▼▼▼
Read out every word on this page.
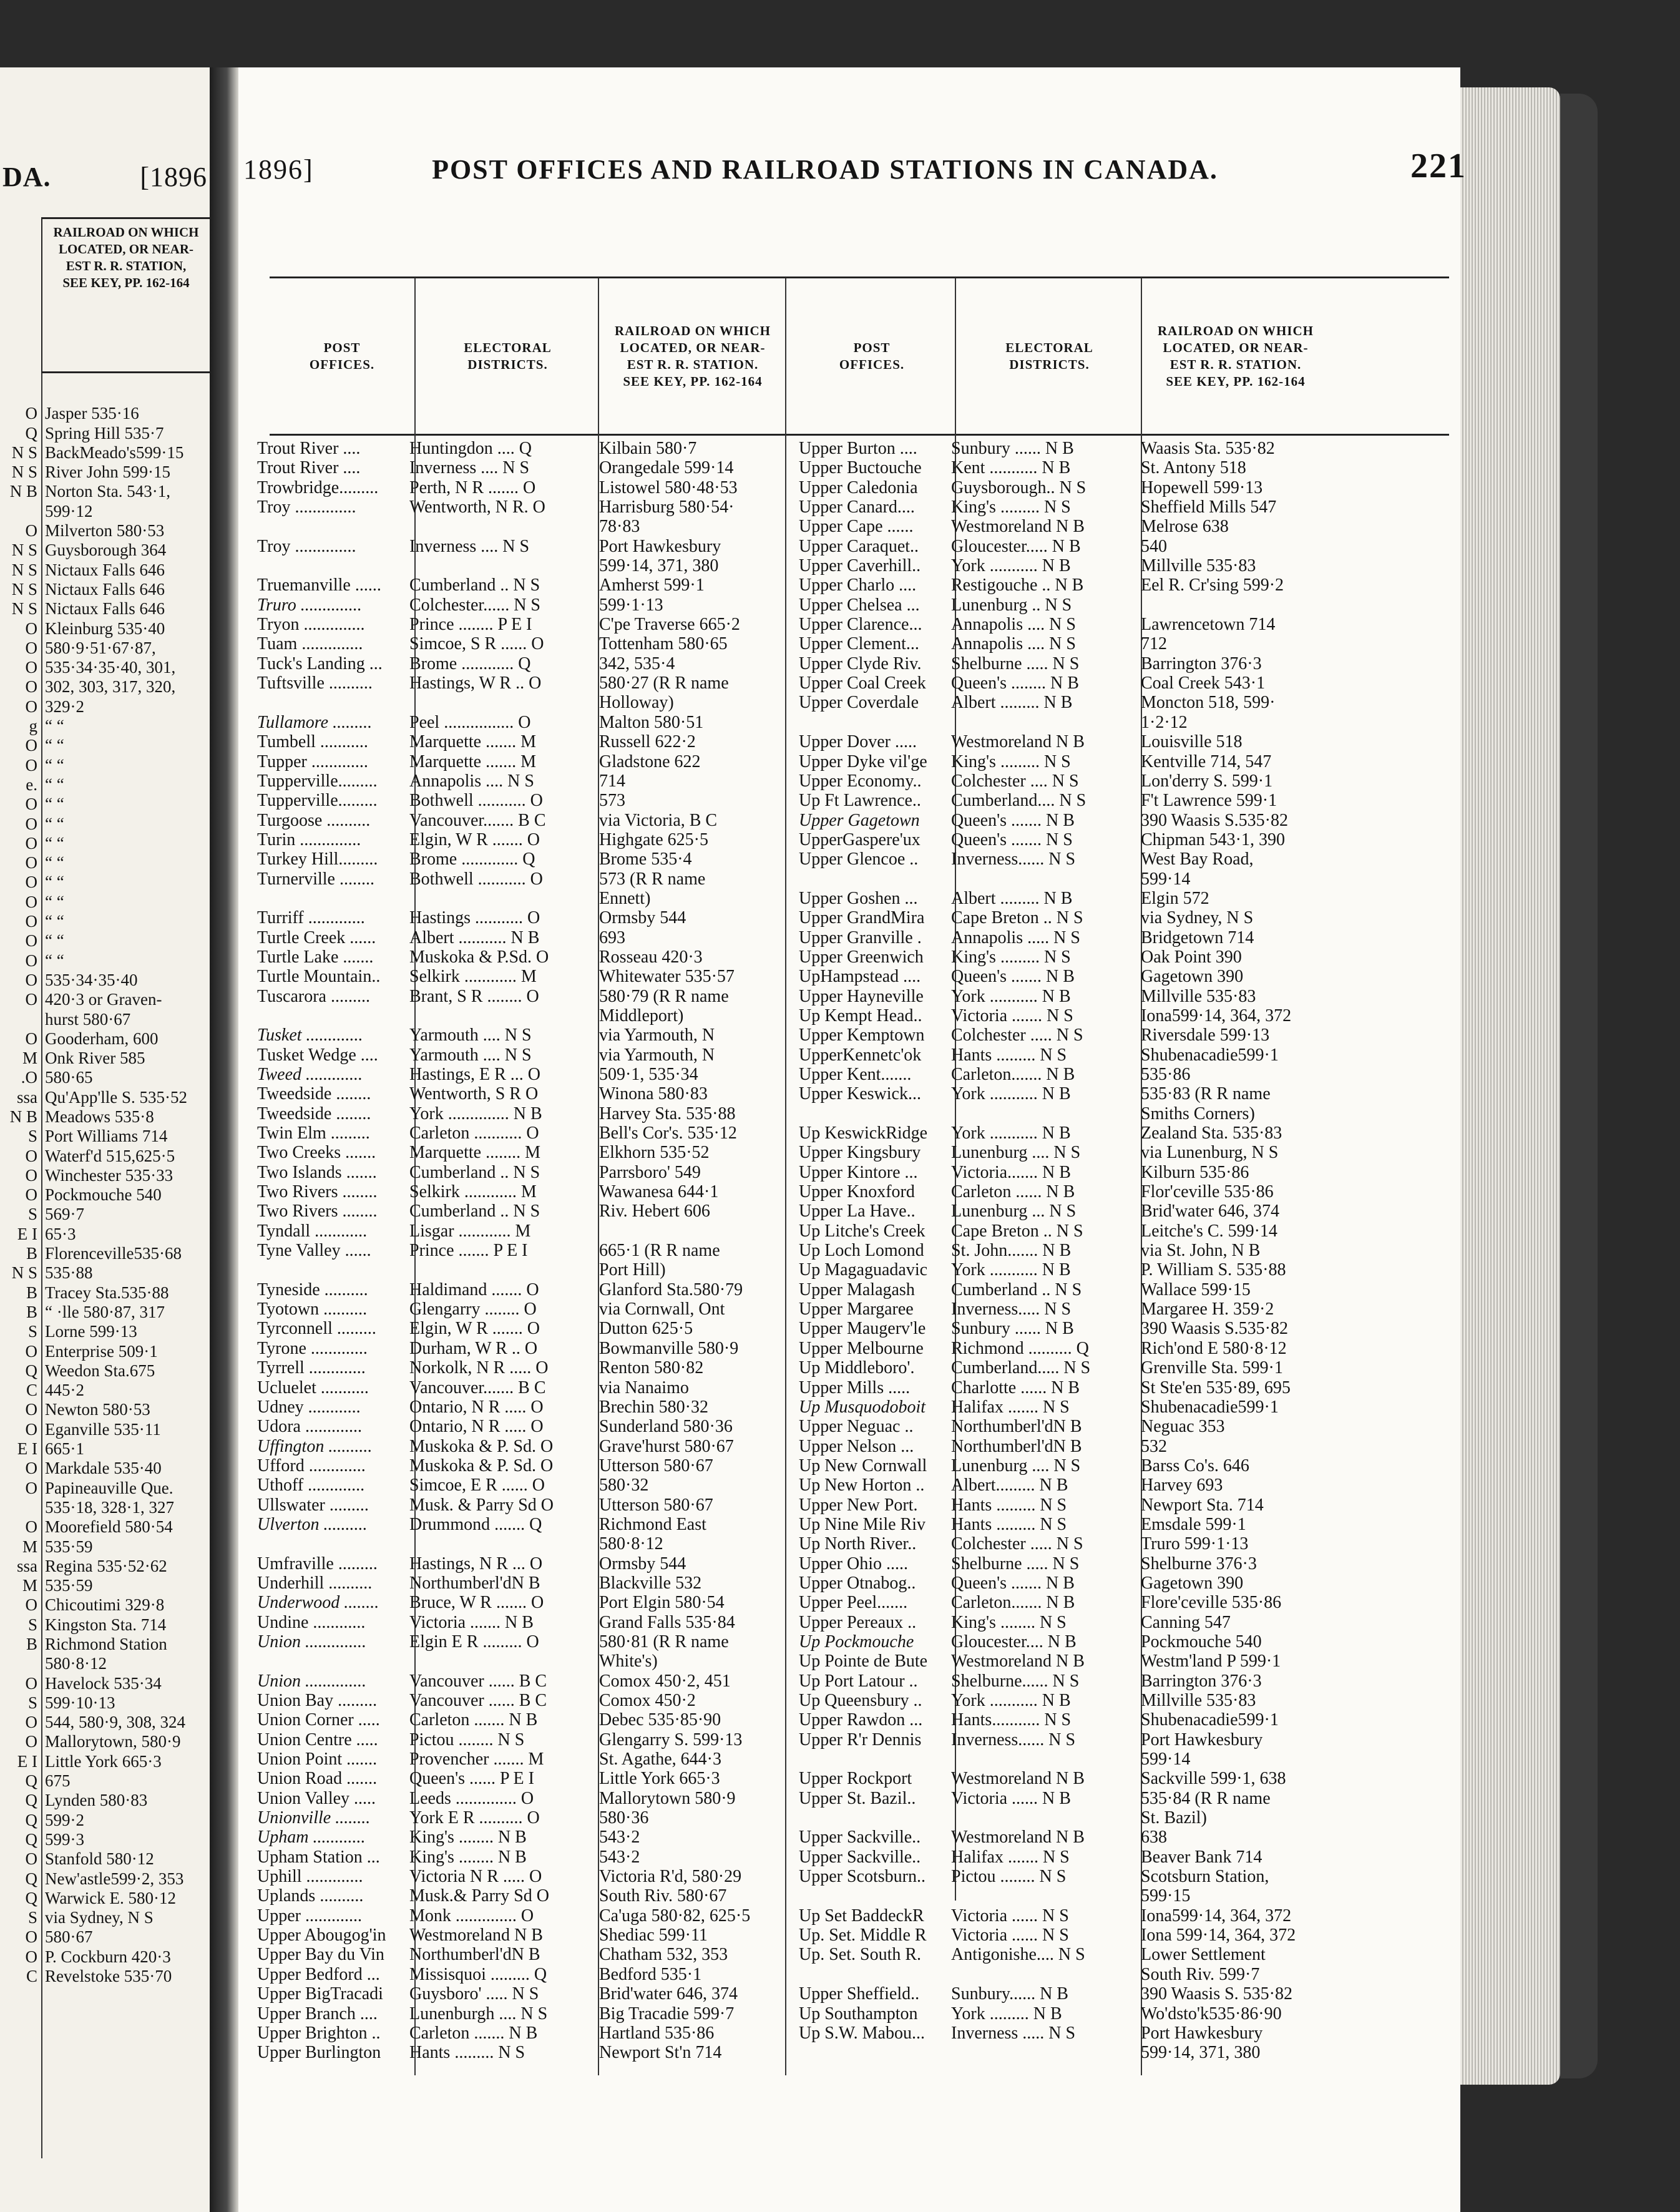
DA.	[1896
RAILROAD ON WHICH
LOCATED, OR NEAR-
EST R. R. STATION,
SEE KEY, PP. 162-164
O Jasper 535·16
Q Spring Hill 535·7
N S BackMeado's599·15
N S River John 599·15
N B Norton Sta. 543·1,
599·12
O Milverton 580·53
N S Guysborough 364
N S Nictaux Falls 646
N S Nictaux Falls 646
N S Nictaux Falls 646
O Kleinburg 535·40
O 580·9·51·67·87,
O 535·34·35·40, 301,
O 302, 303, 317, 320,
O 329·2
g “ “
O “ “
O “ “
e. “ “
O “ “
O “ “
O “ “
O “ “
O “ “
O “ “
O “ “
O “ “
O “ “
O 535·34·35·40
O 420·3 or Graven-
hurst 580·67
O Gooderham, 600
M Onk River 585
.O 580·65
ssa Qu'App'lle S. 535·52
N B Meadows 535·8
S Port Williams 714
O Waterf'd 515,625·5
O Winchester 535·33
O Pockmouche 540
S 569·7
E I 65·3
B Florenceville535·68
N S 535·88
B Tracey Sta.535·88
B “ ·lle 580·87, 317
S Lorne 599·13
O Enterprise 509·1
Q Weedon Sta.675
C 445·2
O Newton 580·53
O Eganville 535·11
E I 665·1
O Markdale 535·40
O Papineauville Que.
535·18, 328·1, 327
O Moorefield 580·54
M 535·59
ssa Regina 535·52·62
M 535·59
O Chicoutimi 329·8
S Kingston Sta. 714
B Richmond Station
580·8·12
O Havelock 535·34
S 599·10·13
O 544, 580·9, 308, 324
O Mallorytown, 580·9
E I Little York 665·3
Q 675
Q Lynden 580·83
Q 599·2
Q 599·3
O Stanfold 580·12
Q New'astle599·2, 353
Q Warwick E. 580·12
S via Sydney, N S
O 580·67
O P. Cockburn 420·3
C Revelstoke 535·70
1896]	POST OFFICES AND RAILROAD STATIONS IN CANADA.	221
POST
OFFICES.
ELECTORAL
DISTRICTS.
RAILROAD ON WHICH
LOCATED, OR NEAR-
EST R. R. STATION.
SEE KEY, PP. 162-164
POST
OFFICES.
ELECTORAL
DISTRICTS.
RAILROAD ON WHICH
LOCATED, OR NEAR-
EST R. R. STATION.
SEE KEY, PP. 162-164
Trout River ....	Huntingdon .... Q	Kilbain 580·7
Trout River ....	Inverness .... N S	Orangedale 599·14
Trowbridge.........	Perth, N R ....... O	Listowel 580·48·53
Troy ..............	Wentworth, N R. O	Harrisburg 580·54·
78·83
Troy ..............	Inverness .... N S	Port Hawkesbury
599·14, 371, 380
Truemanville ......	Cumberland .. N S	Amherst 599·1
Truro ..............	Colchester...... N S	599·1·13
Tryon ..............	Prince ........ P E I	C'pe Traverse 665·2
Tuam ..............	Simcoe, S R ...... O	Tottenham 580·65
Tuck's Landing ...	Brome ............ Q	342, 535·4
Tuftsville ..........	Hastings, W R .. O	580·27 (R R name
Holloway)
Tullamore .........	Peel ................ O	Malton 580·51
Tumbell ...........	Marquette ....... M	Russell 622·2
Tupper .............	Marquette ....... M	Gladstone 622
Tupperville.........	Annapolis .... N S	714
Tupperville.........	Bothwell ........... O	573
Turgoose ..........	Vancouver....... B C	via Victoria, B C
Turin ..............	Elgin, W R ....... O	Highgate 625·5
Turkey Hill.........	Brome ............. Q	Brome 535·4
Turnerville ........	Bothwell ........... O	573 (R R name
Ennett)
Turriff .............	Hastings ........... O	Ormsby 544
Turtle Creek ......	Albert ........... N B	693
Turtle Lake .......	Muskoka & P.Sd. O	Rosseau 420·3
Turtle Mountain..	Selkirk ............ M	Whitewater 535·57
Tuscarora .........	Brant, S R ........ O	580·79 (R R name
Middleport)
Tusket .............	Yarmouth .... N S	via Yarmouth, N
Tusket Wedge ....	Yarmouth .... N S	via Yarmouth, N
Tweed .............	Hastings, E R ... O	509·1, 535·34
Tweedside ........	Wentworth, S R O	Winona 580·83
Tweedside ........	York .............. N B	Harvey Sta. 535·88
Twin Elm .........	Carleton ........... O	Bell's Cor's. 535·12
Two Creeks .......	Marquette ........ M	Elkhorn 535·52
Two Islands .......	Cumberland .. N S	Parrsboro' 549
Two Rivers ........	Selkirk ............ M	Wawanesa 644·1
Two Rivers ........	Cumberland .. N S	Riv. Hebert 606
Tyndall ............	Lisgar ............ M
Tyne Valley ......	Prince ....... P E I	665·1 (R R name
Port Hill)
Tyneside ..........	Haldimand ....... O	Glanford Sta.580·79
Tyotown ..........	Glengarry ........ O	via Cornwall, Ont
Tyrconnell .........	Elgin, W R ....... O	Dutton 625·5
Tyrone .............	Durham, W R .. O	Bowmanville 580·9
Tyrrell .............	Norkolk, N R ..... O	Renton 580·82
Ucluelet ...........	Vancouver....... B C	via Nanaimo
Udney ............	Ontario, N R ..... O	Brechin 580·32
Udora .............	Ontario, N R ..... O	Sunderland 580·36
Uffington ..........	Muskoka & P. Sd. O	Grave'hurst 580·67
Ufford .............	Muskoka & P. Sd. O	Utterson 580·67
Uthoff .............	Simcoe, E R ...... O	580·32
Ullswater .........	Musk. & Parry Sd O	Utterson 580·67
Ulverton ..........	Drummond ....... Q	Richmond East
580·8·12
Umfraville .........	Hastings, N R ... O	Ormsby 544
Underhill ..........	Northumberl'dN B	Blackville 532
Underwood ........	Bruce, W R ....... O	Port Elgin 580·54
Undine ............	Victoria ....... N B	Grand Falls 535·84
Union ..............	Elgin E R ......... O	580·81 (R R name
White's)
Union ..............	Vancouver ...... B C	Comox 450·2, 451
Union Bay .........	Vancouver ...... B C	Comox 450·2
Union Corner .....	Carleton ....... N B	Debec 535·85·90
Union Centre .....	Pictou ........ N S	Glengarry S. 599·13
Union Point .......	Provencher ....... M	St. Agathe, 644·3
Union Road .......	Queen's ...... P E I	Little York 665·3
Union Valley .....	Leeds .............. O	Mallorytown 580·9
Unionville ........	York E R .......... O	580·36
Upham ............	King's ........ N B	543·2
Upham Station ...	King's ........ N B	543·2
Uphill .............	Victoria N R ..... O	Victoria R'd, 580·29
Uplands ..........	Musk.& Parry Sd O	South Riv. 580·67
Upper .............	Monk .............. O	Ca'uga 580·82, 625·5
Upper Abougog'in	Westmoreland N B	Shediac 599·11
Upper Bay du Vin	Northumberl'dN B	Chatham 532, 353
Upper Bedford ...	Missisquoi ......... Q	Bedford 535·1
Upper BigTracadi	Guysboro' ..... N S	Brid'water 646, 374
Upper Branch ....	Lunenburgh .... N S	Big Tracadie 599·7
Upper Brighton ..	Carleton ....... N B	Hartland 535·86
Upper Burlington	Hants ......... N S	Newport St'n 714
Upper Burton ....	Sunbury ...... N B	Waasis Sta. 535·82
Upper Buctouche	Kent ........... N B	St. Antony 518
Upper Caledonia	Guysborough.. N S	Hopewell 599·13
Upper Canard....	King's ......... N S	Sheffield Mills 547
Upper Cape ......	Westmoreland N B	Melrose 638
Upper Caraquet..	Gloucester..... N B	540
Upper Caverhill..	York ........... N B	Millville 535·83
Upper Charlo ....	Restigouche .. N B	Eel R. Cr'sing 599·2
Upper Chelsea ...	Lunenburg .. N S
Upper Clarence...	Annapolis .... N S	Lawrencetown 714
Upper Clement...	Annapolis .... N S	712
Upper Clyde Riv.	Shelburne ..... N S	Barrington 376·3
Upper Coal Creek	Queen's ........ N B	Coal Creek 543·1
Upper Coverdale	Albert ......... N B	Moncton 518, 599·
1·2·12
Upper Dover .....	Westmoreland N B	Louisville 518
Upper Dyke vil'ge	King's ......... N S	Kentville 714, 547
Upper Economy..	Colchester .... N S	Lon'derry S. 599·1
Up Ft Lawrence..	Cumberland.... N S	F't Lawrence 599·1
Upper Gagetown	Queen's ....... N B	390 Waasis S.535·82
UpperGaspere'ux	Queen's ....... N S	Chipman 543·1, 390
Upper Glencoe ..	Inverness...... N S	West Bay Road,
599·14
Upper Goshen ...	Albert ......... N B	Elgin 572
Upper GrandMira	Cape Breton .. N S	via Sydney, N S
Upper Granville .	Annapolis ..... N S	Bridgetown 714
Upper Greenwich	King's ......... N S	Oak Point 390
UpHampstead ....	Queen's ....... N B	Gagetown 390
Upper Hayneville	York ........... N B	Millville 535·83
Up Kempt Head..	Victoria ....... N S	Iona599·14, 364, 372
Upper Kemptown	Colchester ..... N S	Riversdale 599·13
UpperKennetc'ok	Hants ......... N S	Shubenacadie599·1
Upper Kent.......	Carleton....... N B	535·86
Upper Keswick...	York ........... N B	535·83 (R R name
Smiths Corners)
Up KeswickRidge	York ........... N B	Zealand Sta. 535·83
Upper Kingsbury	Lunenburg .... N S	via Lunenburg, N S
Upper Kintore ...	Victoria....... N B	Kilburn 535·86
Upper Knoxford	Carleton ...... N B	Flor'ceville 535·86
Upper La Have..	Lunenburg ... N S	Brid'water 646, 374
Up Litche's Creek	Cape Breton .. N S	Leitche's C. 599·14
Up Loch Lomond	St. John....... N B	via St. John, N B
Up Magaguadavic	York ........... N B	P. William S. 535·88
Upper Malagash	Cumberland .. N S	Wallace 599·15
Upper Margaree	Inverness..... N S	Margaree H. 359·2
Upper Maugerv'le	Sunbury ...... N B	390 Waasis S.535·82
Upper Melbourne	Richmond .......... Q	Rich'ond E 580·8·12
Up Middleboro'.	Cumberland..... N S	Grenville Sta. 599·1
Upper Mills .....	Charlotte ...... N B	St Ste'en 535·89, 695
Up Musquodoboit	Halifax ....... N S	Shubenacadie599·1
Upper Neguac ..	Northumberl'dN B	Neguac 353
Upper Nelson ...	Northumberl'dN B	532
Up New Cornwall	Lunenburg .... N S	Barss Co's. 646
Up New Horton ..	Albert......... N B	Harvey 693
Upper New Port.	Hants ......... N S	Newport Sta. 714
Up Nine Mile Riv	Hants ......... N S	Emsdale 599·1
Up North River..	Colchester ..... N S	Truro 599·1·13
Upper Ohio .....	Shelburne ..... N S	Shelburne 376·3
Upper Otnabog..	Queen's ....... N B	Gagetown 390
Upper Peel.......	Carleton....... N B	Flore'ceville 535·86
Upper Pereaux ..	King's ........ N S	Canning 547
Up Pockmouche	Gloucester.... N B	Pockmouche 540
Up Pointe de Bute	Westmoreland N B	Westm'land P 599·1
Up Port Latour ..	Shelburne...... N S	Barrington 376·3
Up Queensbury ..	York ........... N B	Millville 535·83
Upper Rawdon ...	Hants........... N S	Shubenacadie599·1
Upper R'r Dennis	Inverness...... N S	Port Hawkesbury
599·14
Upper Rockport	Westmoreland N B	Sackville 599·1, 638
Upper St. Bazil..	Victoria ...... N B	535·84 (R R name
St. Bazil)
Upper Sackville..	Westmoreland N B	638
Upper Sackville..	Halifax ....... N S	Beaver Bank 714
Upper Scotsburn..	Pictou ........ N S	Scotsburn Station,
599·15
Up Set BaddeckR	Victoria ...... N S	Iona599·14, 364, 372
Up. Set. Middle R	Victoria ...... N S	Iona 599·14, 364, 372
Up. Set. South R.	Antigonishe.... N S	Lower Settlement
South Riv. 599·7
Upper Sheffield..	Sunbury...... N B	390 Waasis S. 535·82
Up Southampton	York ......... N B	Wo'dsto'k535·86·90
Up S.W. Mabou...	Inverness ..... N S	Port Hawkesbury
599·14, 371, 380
▲▲▲
▶ [What this task involves]
Track down the lines that include the word "Parry" and copy them.

▶ [Problem solution]
Ullswater .........	Musk. & Parry Sd O	Utterson 580·67
Uplands ..........	Musk.& Parry Sd O	South Riv. 580·67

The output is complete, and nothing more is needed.